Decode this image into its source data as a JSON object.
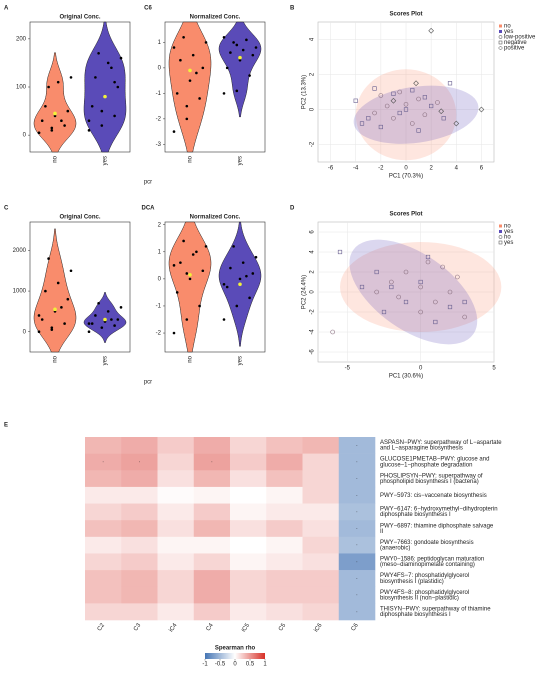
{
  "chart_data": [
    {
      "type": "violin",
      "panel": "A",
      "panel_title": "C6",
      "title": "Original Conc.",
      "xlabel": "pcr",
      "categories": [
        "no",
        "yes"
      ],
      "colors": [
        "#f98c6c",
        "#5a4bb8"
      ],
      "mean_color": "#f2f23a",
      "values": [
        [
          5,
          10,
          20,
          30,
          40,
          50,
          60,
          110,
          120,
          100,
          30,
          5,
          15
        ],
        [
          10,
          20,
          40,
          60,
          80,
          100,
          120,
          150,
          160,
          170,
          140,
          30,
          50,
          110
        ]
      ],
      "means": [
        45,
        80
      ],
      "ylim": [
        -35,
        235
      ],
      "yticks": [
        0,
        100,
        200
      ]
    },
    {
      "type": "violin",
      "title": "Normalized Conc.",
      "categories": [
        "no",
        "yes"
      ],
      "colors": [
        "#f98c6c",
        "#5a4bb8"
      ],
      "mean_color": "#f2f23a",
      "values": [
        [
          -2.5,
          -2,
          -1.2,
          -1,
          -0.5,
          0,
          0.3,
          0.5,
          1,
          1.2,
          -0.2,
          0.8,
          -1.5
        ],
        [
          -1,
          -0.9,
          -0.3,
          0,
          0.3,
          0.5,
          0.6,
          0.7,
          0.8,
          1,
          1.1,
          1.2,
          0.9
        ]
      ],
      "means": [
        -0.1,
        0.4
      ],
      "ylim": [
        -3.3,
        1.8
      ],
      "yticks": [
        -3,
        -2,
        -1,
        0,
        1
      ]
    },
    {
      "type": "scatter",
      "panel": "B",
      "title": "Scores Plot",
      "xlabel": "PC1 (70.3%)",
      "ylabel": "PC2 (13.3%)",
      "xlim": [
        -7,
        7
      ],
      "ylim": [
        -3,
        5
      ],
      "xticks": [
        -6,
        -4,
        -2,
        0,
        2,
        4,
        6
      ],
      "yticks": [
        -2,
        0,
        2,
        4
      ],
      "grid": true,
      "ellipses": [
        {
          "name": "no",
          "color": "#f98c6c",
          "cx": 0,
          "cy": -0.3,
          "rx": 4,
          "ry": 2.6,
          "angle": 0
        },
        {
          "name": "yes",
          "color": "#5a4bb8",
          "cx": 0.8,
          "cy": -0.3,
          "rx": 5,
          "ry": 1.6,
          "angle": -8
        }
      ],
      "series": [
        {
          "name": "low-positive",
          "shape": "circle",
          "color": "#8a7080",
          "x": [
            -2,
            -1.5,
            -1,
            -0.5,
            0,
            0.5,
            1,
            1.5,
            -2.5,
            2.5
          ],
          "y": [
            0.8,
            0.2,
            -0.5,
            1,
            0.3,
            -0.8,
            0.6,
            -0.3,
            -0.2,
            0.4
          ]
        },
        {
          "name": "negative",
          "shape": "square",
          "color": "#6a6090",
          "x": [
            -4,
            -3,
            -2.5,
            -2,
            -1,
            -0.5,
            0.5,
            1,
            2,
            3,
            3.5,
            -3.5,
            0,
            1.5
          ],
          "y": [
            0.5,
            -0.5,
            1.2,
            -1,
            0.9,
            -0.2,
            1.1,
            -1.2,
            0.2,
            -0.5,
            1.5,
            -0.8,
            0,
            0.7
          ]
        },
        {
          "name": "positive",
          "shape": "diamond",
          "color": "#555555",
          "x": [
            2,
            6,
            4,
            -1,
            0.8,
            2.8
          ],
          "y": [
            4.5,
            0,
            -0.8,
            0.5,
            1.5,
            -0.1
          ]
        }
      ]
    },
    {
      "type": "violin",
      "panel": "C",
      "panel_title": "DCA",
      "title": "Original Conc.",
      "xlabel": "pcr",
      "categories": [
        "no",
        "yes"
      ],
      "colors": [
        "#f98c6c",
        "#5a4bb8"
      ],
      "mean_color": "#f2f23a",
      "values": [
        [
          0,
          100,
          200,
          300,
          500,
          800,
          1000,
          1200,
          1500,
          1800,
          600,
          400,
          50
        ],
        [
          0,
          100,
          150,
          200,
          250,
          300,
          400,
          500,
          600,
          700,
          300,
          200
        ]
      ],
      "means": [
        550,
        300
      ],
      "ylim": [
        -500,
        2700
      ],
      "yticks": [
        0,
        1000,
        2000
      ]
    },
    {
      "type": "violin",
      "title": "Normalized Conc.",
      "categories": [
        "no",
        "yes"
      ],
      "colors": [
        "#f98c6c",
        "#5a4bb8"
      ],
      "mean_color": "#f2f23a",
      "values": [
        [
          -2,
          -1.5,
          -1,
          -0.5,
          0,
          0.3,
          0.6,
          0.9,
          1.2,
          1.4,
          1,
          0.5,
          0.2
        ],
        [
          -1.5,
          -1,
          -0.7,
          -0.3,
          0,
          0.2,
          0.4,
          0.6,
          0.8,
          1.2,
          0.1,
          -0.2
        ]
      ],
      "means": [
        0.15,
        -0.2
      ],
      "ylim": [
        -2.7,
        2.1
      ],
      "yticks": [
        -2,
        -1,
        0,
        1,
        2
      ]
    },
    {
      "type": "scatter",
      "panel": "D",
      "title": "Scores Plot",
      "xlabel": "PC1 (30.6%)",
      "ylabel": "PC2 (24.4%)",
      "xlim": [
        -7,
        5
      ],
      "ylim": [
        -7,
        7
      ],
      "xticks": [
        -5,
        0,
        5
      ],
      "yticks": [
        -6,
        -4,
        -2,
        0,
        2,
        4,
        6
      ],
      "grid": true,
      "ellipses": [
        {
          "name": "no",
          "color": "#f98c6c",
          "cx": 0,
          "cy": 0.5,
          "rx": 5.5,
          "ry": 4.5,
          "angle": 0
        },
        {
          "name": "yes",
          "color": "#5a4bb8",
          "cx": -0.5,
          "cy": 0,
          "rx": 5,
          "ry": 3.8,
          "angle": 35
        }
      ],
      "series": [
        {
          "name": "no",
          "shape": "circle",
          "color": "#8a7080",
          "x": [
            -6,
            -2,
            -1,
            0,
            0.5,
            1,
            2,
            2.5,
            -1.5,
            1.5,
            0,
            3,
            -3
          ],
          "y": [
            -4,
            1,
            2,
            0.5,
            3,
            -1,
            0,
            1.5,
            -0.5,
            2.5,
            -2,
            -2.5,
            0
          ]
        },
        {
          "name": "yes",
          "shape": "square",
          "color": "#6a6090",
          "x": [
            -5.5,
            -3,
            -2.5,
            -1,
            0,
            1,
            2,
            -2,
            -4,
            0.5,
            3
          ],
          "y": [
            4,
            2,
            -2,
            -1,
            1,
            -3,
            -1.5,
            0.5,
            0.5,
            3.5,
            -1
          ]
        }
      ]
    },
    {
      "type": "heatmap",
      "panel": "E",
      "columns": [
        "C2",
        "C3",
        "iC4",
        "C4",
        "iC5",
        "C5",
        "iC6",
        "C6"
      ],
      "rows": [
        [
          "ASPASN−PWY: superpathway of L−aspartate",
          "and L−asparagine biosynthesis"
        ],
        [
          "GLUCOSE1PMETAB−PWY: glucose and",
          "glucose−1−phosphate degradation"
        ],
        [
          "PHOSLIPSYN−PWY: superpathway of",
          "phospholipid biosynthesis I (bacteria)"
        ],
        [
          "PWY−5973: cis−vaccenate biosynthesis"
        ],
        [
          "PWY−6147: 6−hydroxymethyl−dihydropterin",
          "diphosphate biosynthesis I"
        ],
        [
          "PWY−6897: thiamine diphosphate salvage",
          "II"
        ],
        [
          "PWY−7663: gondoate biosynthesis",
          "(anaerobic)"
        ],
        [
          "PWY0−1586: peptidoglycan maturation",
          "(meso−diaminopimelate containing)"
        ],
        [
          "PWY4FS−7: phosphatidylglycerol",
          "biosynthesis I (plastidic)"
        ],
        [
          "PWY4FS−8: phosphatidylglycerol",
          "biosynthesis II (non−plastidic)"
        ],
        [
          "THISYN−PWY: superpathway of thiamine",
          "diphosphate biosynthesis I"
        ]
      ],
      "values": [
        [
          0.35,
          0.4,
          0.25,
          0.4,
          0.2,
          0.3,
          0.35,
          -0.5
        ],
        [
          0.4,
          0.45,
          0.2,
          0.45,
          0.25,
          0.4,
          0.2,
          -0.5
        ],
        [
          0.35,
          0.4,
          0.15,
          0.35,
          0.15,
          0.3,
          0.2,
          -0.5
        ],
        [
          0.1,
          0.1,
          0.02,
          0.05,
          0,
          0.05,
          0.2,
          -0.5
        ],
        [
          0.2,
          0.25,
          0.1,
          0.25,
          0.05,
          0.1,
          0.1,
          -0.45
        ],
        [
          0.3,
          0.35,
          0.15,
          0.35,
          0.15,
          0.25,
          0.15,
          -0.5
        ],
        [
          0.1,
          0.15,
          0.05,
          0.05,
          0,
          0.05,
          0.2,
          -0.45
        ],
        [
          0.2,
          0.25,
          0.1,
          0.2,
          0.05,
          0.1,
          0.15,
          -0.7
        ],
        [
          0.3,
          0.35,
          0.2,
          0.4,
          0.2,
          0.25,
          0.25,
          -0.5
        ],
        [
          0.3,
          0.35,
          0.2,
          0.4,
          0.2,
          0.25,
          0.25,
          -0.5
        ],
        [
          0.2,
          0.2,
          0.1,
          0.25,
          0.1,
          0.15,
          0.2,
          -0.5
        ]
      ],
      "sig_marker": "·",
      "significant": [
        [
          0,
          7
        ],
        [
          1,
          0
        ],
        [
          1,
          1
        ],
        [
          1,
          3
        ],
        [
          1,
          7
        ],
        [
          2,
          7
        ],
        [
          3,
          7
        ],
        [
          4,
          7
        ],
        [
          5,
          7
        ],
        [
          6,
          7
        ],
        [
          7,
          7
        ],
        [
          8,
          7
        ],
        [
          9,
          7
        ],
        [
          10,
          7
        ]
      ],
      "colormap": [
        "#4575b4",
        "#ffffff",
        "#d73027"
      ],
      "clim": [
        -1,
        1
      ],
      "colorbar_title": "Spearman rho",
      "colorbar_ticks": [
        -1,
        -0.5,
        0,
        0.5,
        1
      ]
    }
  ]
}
****
What is needed: Identify each line of the material where the word "xlabel" shows up, and copy it.

Answer to this problem:
      "xlabel": "pcr",
      "xlabel": "PC1 (70.3%)",
      "xlabel": "pcr",
      "xlabel": "PC1 (30.6%)",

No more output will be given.